> _WHAT THIS TASK INVOLVES_: Retype the full set of records. Keep every character identical.

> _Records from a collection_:

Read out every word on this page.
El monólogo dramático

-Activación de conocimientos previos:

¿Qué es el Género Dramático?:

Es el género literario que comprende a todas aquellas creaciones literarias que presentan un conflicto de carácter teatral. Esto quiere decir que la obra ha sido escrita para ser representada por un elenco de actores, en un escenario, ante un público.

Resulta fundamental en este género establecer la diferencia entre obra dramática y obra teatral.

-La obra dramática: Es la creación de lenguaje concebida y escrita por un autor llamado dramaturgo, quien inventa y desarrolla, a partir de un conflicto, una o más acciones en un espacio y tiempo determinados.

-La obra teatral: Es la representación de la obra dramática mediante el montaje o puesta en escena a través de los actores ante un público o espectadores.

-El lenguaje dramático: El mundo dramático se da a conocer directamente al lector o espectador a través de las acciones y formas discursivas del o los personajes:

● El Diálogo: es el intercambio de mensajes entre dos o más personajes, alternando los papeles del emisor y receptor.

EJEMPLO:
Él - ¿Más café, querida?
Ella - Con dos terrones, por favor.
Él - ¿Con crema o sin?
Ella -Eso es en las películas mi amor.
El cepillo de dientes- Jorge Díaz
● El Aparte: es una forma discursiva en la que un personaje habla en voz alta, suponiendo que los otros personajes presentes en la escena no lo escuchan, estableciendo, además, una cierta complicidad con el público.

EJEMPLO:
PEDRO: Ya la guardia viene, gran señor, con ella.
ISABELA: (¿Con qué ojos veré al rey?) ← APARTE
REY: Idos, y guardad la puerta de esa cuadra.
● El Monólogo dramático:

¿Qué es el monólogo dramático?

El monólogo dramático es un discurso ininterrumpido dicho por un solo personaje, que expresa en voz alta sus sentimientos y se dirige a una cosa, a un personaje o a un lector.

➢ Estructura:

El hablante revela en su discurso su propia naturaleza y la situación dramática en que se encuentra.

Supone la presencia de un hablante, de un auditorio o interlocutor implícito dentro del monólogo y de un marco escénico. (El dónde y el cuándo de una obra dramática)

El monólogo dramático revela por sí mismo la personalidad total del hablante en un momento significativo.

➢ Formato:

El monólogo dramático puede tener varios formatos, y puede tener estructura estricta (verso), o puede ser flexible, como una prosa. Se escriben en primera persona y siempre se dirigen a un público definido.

> _FULL RESPONSE_:
Read out every word on this page.
El monólogo dramático

-Activación de conocimientos previos:

¿Qué es el Género Dramático?:

Es el género literario que comprende a todas aquellas creaciones literarias que presentan un conflicto de carácter teatral. Esto quiere decir que la obra ha sido escrita para ser representada por un elenco de actores, en un escenario, ante un público.

Resulta fundamental en este género establecer la diferencia entre obra dramática y obra teatral.

-La obra dramática: Es la creación de lenguaje concebida y escrita por un autor llamado dramaturgo, quien inventa y desarrolla, a partir de un conflicto, una o más acciones en un espacio y tiempo determinados.

-La obra teatral: Es la representación de la obra dramática mediante el montaje o puesta en escena a través de los actores ante un público o espectadores.

-El lenguaje dramático: El mundo dramático se da a conocer directamente al lector o espectador a través de las acciones y formas discursivas del o los personajes:

● El Diálogo: es el intercambio de mensajes entre dos o más personajes, alternando los papeles del emisor y receptor.

EJEMPLO:
Él - ¿Más café, querida?
Ella - Con dos terrones, por favor.
Él - ¿Con crema o sin?
Ella -Eso es en las películas mi amor.
El cepillo de dientes- Jorge Díaz
● El Aparte: es una forma discursiva en la que un personaje habla en voz alta, suponiendo que los otros personajes presentes en la escena no lo escuchan, estableciendo, además, una cierta complicidad con el público.

EJEMPLO:
PEDRO: Ya la guardia viene, gran señor, con ella.
ISABELA: (¿Con qué ojos veré al rey?) ← APARTE
REY: Idos, y guardad la puerta de esa cuadra.
● El Monólogo dramático:

¿Qué es el monólogo dramático?

El monólogo dramático es un discurso ininterrumpido dicho por un solo personaje, que expresa en voz alta sus sentimientos y se dirige a una cosa, a un personaje o a un lector.

➢ Estructura:

El hablante revela en su discurso su propia naturaleza y la situación dramática en que se encuentra.

Supone la presencia de un hablante, de un auditorio o interlocutor implícito dentro del monólogo y de un marco escénico. (El dónde y el cuándo de una obra dramática)

El monólogo dramático revela por sí mismo la personalidad total del hablante en un momento significativo.

➢ Formato:

El monólogo dramático puede tener varios formatos, y puede tener estructura estricta (verso), o puede ser flexible, como una prosa. Se escriben en primera persona y siempre se dirigen a un público definido.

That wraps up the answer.